__Written request__:
List every line below containing "不志於仁".

** Begin Data provided **

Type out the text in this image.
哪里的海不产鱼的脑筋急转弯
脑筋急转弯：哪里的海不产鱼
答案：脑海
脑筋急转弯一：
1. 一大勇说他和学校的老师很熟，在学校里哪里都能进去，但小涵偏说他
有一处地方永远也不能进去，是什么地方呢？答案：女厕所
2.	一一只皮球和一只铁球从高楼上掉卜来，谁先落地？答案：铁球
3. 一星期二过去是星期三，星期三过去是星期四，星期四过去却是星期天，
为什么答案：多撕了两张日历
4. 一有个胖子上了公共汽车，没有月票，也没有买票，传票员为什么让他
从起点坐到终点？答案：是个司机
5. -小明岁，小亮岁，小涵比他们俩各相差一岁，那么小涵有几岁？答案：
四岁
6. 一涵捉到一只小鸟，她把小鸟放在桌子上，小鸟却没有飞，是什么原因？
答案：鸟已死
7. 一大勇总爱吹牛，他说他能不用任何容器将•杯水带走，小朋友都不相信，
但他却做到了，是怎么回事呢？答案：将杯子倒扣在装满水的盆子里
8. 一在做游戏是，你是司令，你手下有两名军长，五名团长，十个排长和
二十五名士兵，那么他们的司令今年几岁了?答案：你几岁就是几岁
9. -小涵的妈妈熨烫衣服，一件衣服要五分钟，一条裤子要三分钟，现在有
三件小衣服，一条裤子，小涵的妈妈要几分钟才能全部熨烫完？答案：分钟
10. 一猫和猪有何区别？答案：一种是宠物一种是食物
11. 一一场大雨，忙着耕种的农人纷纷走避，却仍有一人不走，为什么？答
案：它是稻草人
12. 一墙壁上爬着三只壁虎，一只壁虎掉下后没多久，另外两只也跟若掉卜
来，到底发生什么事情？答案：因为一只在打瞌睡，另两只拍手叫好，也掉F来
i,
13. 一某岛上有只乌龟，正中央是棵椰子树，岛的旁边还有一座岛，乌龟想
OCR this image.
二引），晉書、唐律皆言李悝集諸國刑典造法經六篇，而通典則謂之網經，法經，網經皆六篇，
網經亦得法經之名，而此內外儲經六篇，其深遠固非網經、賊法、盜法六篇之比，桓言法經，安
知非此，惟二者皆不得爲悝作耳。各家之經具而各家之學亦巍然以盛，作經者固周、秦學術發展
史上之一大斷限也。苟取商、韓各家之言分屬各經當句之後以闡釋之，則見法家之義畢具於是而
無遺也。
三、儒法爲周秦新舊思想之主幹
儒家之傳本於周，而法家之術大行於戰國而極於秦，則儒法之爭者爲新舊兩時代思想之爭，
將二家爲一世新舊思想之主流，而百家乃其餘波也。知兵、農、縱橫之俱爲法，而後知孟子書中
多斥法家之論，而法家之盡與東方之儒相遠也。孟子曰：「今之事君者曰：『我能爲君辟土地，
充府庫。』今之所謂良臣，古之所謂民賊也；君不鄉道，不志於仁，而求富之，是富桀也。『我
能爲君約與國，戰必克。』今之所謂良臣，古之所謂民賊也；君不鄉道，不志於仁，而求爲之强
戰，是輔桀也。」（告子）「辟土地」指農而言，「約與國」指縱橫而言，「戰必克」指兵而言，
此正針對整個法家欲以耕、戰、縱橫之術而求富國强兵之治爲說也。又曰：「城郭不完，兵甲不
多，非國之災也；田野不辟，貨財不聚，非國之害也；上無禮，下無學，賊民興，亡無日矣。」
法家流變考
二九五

** End Data provided **
** Begin Data provided **

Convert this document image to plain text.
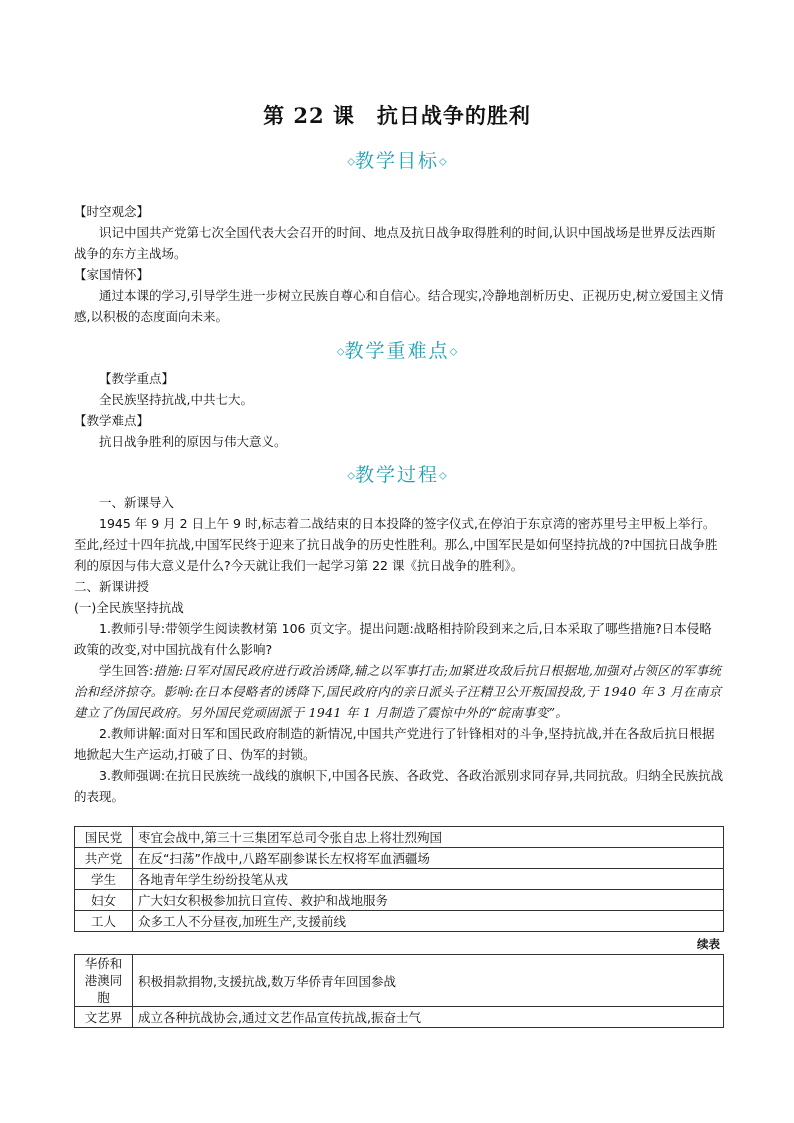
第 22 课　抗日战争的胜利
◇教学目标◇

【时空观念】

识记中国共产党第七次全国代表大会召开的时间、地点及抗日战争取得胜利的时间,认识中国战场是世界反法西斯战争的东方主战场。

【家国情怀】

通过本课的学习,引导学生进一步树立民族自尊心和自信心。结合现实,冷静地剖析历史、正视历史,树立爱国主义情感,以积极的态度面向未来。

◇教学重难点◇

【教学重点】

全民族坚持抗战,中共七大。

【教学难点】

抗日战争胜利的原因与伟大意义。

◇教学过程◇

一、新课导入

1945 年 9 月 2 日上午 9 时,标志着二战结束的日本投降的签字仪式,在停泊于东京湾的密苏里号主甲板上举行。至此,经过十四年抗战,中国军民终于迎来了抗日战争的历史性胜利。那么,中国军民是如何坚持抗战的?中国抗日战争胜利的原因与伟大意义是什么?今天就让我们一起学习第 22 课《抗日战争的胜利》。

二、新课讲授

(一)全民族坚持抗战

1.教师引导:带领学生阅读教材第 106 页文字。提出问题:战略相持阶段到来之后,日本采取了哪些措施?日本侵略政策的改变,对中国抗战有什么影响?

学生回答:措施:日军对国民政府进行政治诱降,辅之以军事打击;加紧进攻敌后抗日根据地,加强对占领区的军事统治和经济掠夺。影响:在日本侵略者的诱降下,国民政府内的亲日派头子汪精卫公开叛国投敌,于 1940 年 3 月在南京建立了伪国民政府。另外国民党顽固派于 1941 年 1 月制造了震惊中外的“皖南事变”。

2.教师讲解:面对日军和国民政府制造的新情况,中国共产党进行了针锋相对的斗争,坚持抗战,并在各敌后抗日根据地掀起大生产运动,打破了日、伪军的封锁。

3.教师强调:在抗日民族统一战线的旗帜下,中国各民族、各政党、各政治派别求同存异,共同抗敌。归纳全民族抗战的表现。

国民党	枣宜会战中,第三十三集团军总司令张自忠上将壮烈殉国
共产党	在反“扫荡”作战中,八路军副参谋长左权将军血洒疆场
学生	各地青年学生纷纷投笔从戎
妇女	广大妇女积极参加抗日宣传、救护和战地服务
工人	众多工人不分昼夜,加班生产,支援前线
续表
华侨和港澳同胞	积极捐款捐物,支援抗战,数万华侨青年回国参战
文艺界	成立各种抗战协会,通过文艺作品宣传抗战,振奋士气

** End Data provided **

__Result below__:
充府庫。』今之所謂良臣，古之所謂民賊也；君不鄉道，不志於仁，而求富之，是富桀也。『我
能爲君約與國，戰必克。』今之所謂良臣，古之所謂民賊也；君不鄉道，不志於仁，而求爲之强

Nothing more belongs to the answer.